Reading text:
Thankfully, the size of each successive, downsampled S4Vector is fairly easy to determine to looking at how many none-zero successive runs exist in the current vector. So, memory allocation can be done to avoid major slowdowns that would otherwise be brought about by appending values to a vector of unknown length.

If you’ve made it this far, I would like to thank you! I do not have the requisite knowledge about how to make changes to S4 classes, and any input/guidance you might offer would be extremely helpful. I’ve ready Hadley Wickham’s Advanced R material on S4 classes, but I find it too superficial to get me to a place where I am extending S4 class objects, or modifying a current restrictions on slots.

Please, if you are familiar with any resources I might make use of to train myself up to the point where I can get myself up and running with S4 classes on my own, I would be endlessly grateful. SPECIFICALLY:

• How to extend/modify InteractionSet objects to accept 64 bit / double numbers in their slots

• How to modify the sorting methods of InteractionSets to work with 64 bit numbers

• How to write new functions for use on InteractionSets (such as differencing/summing neighbors and performing the reverse transformation)

• How to create a new class of object which will resemble the usual list-of-lists structure of a typical wavelet transform, but instead uses an InteractionSet type object for each entry (i.e. a list-of-InteractionSets).

• How to write custom print methods for objects of this type.

Bin the Hi-C data into bins of size K Currently, binning seems limited to Kilobase resolutions. Can I be more precise than that?

I don't know where this limitation is coming from, I certainly don't recall setting it anywhere in InteractionSet.

One issue i may encounter is a limitation on the size of the d index values.

Dataset content:
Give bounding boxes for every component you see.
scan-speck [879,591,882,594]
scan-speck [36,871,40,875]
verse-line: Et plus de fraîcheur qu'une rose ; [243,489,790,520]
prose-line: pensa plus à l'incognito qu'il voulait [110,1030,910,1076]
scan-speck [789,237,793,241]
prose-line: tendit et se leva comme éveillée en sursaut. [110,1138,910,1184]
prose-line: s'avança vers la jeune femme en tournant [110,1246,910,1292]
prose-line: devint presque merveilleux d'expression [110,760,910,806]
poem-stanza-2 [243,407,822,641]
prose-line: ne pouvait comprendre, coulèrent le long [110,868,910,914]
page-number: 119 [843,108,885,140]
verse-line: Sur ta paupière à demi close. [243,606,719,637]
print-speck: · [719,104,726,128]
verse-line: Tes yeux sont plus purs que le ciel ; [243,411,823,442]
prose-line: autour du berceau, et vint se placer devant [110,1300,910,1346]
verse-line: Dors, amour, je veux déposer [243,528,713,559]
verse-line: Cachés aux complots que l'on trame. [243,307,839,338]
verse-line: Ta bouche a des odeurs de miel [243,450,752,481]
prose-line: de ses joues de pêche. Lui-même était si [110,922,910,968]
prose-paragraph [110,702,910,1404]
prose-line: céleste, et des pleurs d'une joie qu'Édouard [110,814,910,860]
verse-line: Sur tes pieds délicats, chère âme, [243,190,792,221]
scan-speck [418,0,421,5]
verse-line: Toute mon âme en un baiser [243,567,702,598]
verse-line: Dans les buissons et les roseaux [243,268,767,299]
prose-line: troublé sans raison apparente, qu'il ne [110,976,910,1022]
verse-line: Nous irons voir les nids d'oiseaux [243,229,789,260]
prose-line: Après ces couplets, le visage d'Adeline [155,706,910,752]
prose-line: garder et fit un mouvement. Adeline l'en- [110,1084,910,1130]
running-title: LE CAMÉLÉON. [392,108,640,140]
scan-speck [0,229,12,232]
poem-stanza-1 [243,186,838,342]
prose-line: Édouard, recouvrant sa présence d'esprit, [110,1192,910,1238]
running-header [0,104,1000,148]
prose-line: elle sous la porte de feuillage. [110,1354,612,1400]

Problem requirements: Write what comes next in the InteractionSet forum thread above, continuing from its last sentence.

Written answer:
Where are you looking at these d values? InteractionSet only has anchor1 and anchor2, which can be any integer of size up to .Machine$integer.max. Provided you're not using 1 bp anchor regions, that's plenty.

However, I will be dealing with 64 bit numbers. I’m not sure how to reorder an Rle/S4Vector object based on a secondary vector of metadata indices.

The usual order and subset paradigm would suffice.

library(InteractionSet)
example(GInteractions, echo=FALSE)
gi$X <- runif(length(gi))
gi[order(gi$X)]

How to write new functions for use on InteractionSets (such as differencing/summing neighbors and performing the reverse transformation)

You can define a function in the usual way that takes an InteractionSet and returns a list of... somethings. I don't know what the output is meant to be here, given that the vector shrinks in length and no longer has a 1:1 correspondence to the entries of the original InteractionSet.

How to create a new class of object which will resemble the usual list-of-lists structure of a typical wavelet transform, but instead uses an InteractionSet type object for each entry (i.e. a list-of-InteractionSets).

If you're not planning on doing more than list operations, then a list of somethings is perfectly adequate. The List from S4Vectors even allows you to put metadata on each entry (corresponding to resolution, I assume).